Search the records for the word "single" and pick out every line that has it.

(Records excerpted from a collection)
--------
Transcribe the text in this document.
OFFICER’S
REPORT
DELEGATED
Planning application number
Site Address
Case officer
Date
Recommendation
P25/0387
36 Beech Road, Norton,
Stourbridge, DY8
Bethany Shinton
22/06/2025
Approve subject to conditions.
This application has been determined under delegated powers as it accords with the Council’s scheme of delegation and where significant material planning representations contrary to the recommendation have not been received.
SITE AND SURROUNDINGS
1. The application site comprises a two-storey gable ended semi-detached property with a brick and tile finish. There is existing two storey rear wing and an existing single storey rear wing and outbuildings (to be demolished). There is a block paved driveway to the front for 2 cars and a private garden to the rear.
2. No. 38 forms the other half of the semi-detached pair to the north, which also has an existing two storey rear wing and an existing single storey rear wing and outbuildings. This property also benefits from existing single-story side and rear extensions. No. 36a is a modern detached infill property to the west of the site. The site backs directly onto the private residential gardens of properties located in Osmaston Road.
--------
* The output
1. The application site comprises a two-storey gable ended semi-detached property with a brick and tile finish. There is existing two storey rear wing and an existing single storey rear wing and outbuildings (to be demolished). There is a block paved driveway to the front for 2 cars and a private garden to the rear.
2. No. 38 forms the other half of the semi-detached pair to the north, which also has an existing two storey rear wing and an existing single storey rear wing and outbuildings. This property also benefits from existing single-story side and rear extensions. No. 36a is a modern detached infill property to the west of the site. The site backs directly onto the private residential gardens of properties located in Osmaston Road.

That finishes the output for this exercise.